:: DATA FOR THIS EXERCISE ::
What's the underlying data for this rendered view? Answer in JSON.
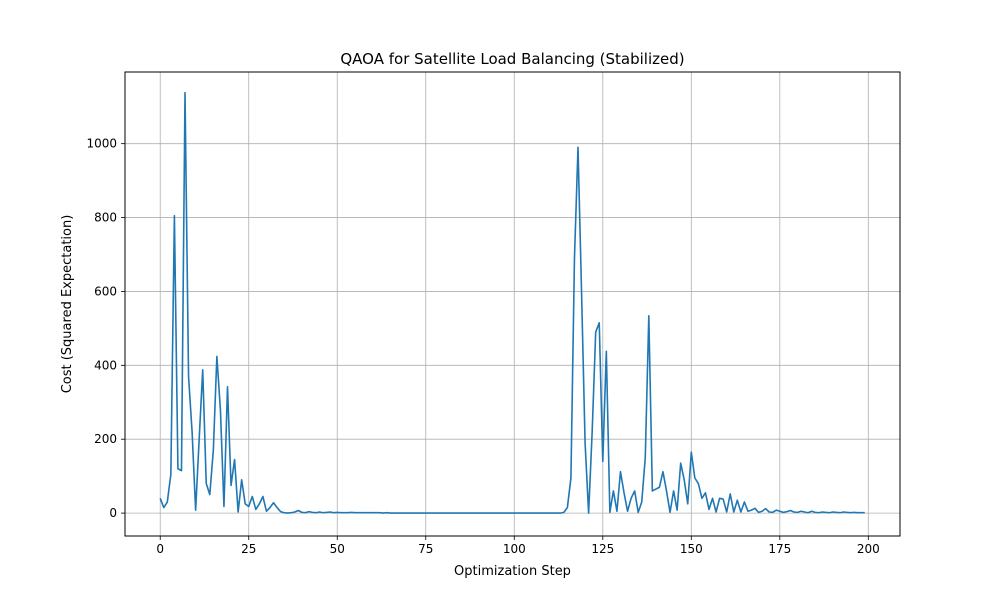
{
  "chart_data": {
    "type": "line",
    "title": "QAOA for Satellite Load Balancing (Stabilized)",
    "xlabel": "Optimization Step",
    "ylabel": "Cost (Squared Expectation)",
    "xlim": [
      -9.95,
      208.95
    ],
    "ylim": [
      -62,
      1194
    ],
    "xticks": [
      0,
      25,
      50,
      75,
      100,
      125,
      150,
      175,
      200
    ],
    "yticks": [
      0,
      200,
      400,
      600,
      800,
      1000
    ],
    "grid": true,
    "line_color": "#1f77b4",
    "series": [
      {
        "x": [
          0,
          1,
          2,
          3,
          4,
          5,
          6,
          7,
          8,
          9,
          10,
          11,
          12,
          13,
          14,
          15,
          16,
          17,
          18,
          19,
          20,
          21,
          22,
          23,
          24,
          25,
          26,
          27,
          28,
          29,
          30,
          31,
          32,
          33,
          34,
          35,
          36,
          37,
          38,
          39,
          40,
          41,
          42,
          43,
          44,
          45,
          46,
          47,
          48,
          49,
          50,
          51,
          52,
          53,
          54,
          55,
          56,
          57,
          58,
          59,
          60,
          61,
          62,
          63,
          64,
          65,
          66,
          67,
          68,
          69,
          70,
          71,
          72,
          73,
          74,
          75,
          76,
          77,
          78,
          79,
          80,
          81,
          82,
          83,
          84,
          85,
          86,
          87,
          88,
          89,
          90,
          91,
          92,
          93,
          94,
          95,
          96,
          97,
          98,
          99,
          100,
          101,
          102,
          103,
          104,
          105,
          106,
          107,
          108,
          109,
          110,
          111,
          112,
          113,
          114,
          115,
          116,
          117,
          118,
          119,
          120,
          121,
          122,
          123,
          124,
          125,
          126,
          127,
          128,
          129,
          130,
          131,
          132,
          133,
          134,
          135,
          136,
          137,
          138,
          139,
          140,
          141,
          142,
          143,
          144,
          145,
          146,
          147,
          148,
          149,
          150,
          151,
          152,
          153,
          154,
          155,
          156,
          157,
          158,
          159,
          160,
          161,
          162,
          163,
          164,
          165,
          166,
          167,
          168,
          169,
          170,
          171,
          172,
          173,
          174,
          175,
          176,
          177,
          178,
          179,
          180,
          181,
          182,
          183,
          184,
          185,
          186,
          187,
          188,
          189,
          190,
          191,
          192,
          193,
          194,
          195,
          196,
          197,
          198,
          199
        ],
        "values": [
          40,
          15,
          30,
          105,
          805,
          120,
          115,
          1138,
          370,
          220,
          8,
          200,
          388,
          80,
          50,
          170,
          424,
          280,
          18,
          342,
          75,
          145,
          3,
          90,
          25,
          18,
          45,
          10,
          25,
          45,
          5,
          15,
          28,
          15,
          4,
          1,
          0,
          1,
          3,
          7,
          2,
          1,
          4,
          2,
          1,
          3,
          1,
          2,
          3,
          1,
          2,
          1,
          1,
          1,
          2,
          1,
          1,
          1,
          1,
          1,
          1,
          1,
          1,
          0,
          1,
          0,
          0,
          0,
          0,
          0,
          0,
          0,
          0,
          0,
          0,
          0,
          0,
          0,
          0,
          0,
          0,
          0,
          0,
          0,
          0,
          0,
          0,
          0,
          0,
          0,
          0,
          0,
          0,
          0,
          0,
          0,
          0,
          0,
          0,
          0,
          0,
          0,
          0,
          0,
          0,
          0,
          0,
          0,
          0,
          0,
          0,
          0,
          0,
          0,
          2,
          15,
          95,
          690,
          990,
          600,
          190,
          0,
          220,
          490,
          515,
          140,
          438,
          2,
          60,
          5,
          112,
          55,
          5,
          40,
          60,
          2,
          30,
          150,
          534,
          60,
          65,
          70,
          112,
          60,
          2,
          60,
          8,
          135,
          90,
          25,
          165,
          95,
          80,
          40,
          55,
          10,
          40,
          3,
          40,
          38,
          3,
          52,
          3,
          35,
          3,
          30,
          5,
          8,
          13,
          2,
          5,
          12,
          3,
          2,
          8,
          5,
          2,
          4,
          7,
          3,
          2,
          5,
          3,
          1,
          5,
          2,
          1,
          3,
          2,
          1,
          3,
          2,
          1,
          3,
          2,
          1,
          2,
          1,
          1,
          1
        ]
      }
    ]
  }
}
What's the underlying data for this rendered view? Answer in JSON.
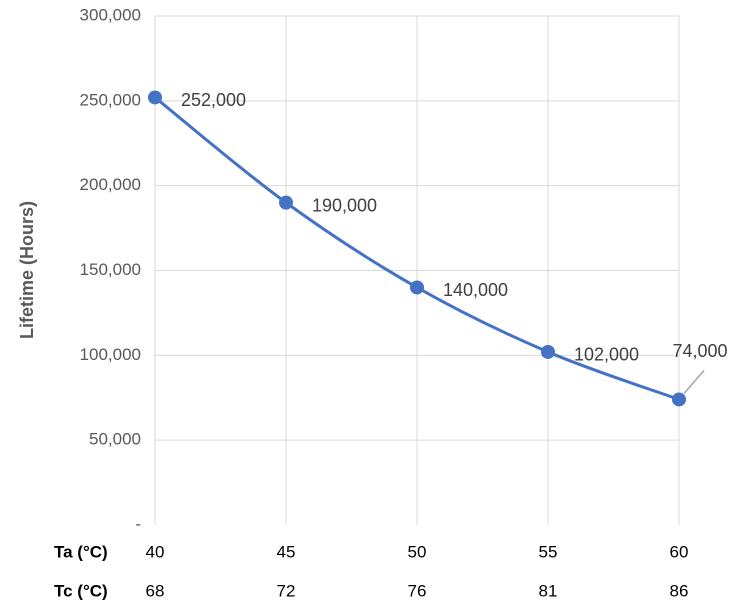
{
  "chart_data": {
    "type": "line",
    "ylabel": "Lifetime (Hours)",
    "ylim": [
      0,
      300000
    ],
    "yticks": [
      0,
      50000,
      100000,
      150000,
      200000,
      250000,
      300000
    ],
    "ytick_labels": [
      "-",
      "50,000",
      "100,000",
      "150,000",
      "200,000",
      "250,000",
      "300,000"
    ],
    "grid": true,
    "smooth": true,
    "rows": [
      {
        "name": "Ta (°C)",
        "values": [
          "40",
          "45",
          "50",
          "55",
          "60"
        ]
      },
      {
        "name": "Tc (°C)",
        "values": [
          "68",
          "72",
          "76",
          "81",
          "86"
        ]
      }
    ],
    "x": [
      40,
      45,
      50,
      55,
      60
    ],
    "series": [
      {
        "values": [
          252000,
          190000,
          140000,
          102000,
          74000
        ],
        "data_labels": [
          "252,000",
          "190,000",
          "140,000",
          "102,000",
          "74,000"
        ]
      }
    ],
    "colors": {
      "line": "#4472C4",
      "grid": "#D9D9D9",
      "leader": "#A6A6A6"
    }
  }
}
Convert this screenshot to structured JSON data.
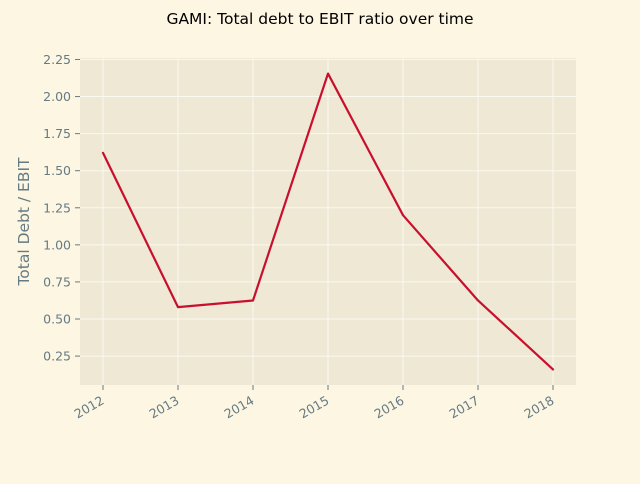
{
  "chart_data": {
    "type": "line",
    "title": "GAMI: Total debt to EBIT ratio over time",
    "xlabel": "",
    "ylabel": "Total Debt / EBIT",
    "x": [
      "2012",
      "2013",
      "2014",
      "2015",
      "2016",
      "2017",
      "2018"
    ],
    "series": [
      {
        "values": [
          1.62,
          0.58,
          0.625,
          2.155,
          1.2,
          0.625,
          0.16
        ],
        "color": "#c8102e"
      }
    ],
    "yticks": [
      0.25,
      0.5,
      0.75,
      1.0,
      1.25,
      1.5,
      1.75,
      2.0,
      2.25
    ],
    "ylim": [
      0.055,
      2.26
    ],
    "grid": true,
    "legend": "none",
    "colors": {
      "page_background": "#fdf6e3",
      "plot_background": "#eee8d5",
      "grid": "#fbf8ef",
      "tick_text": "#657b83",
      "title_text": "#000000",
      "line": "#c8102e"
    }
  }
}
:::
Reproduce the material word for word, minus the images.

What's the underlying data for this rendered view? Answer in JSON.
{
  "chart_data": {
    "type": "line",
    "title": "QAOA for Satellite Load Balancing (Stabilized)",
    "xlabel": "Optimization Step",
    "ylabel": "Cost (Squared Expectation)",
    "xlim": [
      -9.95,
      208.95
    ],
    "ylim": [
      -62,
      1194
    ],
    "xticks": [
      0,
      25,
      50,
      75,
      100,
      125,
      150,
      175,
      200
    ],
    "yticks": [
      0,
      200,
      400,
      600,
      800,
      1000
    ],
    "grid": true,
    "line_color": "#1f77b4",
    "series": [
      {
        "x": [
          0,
          1,
          2,
          3,
          4,
          5,
          6,
          7,
          8,
          9,
          10,
          11,
          12,
          13,
          14,
          15,
          16,
          17,
          18,
          19,
          20,
          21,
          22,
          23,
          24,
          25,
          26,
          27,
          28,
          29,
          30,
          31,
          32,
          33,
          34,
          35,
          36,
          37,
          38,
          39,
          40,
          41,
          42,
          43,
          44,
          45,
          46,
          47,
          48,
          49,
          50,
          51,
          52,
          53,
          54,
          55,
          56,
          57,
          58,
          59,
          60,
          61,
          62,
          63,
          64,
          65,
          66,
          67,
          68,
          69,
          70,
          71,
          72,
          73,
          74,
          75,
          76,
          77,
          78,
          79,
          80,
          81,
          82,
          83,
          84,
          85,
          86,
          87,
          88,
          89,
          90,
          91,
          92,
          93,
          94,
          95,
          96,
          97,
          98,
          99,
          100,
          101,
          102,
          103,
          104,
          105,
          106,
          107,
          108,
          109,
          110,
          111,
          112,
          113,
          114,
          115,
          116,
          117,
          118,
          119,
          120,
          121,
          122,
          123,
          124,
          125,
          126,
          127,
          128,
          129,
          130,
          131,
          132,
          133,
          134,
          135,
          136,
          137,
          138,
          139,
          140,
          141,
          142,
          143,
          144,
          145,
          146,
          147,
          148,
          149,
          150,
          151,
          152,
          153,
          154,
          155,
          156,
          157,
          158,
          159,
          160,
          161,
          162,
          163,
          164,
          165,
          166,
          167,
          168,
          169,
          170,
          171,
          172,
          173,
          174,
          175,
          176,
          177,
          178,
          179,
          180,
          181,
          182,
          183,
          184,
          185,
          186,
          187,
          188,
          189,
          190,
          191,
          192,
          193,
          194,
          195,
          196,
          197,
          198,
          199
        ],
        "values": [
          40,
          15,
          30,
          105,
          805,
          120,
          115,
          1138,
          370,
          220,
          8,
          200,
          388,
          80,
          50,
          170,
          424,
          280,
          18,
          342,
          75,
          145,
          3,
          90,
          25,
          18,
          45,
          10,
          25,
          45,
          5,
          15,
          28,
          15,
          4,
          1,
          0,
          1,
          3,
          7,
          2,
          1,
          4,
          2,
          1,
          3,
          1,
          2,
          3,
          1,
          2,
          1,
          1,
          1,
          2,
          1,
          1,
          1,
          1,
          1,
          1,
          1,
          1,
          0,
          1,
          0,
          0,
          0,
          0,
          0,
          0,
          0,
          0,
          0,
          0,
          0,
          0,
          0,
          0,
          0,
          0,
          0,
          0,
          0,
          0,
          0,
          0,
          0,
          0,
          0,
          0,
          0,
          0,
          0,
          0,
          0,
          0,
          0,
          0,
          0,
          0,
          0,
          0,
          0,
          0,
          0,
          0,
          0,
          0,
          0,
          0,
          0,
          0,
          0,
          2,
          15,
          95,
          690,
          990,
          600,
          190,
          0,
          220,
          490,
          515,
          140,
          438,
          2,
          60,
          5,
          112,
          55,
          5,
          40,
          60,
          2,
          30,
          150,
          534,
          60,
          65,
          70,
          112,
          60,
          2,
          60,
          8,
          135,
          90,
          25,
          165,
          95,
          80,
          40,
          55,
          10,
          40,
          3,
          40,
          38,
          3,
          52,
          3,
          35,
          3,
          30,
          5,
          8,
          13,
          2,
          5,
          12,
          3,
          2,
          8,
          5,
          2,
          4,
          7,
          3,
          2,
          5,
          3,
          1,
          5,
          2,
          1,
          3,
          2,
          1,
          3,
          2,
          1,
          3,
          2,
          1,
          2,
          1,
          1,
          1
        ]
      }
    ]
  }
}
What's the underlying data for this rendered view? Answer in JSON.
{
  "chart_data": {
    "type": "line",
    "ylabel": "Lifetime (Hours)",
    "ylim": [
      0,
      300000
    ],
    "yticks": [
      0,
      50000,
      100000,
      150000,
      200000,
      250000,
      300000
    ],
    "ytick_labels": [
      "-",
      "50,000",
      "100,000",
      "150,000",
      "200,000",
      "250,000",
      "300,000"
    ],
    "grid": true,
    "smooth": true,
    "rows": [
      {
        "name": "Ta (°C)",
        "values": [
          "40",
          "45",
          "50",
          "55",
          "60"
        ]
      },
      {
        "name": "Tc (°C)",
        "values": [
          "68",
          "72",
          "76",
          "81",
          "86"
        ]
      }
    ],
    "x": [
      40,
      45,
      50,
      55,
      60
    ],
    "series": [
      {
        "values": [
          252000,
          190000,
          140000,
          102000,
          74000
        ],
        "data_labels": [
          "252,000",
          "190,000",
          "140,000",
          "102,000",
          "74,000"
        ]
      }
    ],
    "colors": {
      "line": "#4472C4",
      "grid": "#D9D9D9",
      "leader": "#A6A6A6"
    }
  }
}
Convert this screenshot to structured JSON data.
{
  "chart_data": {
    "type": "line",
    "title": "GAMI: Total debt to EBIT ratio over time",
    "xlabel": "",
    "ylabel": "Total Debt / EBIT",
    "x": [
      "2012",
      "2013",
      "2014",
      "2015",
      "2016",
      "2017",
      "2018"
    ],
    "series": [
      {
        "values": [
          1.62,
          0.58,
          0.625,
          2.155,
          1.2,
          0.625,
          0.16
        ],
        "color": "#c8102e"
      }
    ],
    "yticks": [
      0.25,
      0.5,
      0.75,
      1.0,
      1.25,
      1.5,
      1.75,
      2.0,
      2.25
    ],
    "ylim": [
      0.055,
      2.26
    ],
    "grid": true,
    "legend": "none",
    "colors": {
      "page_background": "#fdf6e3",
      "plot_background": "#eee8d5",
      "grid": "#fbf8ef",
      "tick_text": "#657b83",
      "title_text": "#000000",
      "line": "#c8102e"
    }
  }
}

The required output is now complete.